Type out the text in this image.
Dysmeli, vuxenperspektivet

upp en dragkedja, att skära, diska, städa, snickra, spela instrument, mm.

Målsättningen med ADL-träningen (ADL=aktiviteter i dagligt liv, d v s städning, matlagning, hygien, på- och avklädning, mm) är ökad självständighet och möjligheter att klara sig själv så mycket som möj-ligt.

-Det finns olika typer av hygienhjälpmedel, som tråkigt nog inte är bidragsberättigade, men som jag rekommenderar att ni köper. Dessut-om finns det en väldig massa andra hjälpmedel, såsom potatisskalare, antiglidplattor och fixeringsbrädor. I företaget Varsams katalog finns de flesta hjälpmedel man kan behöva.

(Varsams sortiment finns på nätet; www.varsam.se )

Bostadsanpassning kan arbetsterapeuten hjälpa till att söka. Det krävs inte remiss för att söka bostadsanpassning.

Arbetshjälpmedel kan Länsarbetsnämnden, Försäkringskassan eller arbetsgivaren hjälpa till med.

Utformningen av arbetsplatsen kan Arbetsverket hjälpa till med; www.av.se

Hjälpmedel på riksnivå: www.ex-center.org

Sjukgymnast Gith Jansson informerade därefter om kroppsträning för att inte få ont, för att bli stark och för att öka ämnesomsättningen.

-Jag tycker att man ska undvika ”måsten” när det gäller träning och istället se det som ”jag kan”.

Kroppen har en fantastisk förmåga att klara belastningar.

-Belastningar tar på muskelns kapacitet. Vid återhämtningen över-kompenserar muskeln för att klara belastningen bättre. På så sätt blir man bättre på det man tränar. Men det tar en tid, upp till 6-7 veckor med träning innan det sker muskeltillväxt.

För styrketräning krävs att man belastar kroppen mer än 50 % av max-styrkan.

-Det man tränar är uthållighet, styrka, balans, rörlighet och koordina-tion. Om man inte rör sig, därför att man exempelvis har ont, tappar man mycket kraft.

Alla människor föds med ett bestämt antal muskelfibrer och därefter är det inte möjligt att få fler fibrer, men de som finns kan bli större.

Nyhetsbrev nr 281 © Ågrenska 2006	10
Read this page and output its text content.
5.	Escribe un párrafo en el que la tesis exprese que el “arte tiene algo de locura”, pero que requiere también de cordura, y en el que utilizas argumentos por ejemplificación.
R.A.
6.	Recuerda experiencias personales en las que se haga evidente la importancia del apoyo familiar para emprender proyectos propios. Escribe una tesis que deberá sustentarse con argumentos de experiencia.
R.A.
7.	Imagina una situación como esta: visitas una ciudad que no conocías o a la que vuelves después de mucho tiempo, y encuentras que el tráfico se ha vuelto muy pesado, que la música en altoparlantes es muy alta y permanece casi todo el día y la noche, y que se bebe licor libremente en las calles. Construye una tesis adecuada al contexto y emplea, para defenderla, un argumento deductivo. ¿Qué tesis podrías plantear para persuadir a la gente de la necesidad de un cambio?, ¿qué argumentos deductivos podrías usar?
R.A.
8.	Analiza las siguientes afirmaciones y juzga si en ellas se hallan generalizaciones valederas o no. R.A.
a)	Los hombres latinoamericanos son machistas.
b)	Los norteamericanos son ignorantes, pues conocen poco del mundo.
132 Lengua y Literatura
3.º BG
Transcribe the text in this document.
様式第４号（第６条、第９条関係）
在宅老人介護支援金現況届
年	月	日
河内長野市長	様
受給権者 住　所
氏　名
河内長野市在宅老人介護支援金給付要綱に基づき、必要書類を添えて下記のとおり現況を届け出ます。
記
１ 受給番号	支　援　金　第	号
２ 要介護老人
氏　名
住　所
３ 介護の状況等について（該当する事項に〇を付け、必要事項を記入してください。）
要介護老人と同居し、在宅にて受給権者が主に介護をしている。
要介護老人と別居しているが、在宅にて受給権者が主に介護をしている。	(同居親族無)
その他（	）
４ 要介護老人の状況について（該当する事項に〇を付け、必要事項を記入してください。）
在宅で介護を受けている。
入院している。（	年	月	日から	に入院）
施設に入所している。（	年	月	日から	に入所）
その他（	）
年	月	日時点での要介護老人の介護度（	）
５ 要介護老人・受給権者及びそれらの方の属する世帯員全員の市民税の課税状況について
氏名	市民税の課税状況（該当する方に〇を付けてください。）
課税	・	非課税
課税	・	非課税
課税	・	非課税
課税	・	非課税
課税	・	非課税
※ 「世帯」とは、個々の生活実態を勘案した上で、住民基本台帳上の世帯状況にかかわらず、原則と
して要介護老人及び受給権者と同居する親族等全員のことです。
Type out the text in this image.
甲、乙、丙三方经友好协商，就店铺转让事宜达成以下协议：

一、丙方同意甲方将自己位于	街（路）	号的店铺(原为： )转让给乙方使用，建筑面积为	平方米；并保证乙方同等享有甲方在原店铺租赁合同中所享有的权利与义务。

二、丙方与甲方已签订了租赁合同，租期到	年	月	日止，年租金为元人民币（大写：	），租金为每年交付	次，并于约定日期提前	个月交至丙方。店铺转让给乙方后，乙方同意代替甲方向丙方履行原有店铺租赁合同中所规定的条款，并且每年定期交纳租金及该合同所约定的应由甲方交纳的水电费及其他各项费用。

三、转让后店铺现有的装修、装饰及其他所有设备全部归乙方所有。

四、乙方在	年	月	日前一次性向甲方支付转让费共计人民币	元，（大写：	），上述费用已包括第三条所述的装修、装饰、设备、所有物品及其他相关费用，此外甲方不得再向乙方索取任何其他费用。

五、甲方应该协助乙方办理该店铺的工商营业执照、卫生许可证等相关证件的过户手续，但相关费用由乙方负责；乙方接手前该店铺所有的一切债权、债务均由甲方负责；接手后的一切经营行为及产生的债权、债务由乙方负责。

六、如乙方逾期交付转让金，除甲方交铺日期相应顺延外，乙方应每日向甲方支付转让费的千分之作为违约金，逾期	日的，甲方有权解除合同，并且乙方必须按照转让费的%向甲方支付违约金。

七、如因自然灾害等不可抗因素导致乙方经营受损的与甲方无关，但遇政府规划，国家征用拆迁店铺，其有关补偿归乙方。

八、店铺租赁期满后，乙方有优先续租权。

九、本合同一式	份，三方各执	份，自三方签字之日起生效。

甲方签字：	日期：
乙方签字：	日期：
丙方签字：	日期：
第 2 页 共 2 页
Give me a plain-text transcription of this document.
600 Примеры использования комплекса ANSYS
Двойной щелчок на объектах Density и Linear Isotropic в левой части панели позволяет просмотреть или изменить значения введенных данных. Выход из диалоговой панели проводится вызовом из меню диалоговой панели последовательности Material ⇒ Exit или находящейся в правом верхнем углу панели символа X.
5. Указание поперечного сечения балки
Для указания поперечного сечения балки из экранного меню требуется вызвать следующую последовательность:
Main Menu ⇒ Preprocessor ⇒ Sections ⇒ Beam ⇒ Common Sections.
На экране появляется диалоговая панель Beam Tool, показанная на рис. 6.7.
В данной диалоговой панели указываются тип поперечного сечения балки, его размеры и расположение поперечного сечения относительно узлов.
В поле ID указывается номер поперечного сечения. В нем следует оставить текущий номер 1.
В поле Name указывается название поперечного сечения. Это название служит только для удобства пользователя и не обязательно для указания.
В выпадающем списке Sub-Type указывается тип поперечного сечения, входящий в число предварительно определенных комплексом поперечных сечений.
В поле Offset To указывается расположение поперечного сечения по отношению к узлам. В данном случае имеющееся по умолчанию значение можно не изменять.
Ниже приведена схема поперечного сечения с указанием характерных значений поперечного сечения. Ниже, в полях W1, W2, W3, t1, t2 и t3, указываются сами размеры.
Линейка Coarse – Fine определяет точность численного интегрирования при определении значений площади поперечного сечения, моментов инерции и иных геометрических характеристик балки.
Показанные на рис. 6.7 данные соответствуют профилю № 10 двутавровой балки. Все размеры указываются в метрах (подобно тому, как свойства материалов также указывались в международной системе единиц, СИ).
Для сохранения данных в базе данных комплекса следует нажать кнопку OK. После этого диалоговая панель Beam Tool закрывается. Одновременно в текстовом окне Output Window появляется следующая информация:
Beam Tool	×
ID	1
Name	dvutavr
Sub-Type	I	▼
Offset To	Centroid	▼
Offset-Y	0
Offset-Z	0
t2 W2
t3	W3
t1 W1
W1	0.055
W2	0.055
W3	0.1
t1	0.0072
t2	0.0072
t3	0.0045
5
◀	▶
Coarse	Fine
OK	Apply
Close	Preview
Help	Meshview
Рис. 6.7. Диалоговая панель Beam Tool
····················
Exercise objective ▸
Reply with one number only: the count of lines in the entries that contain "указывается".

Right answer ▸
4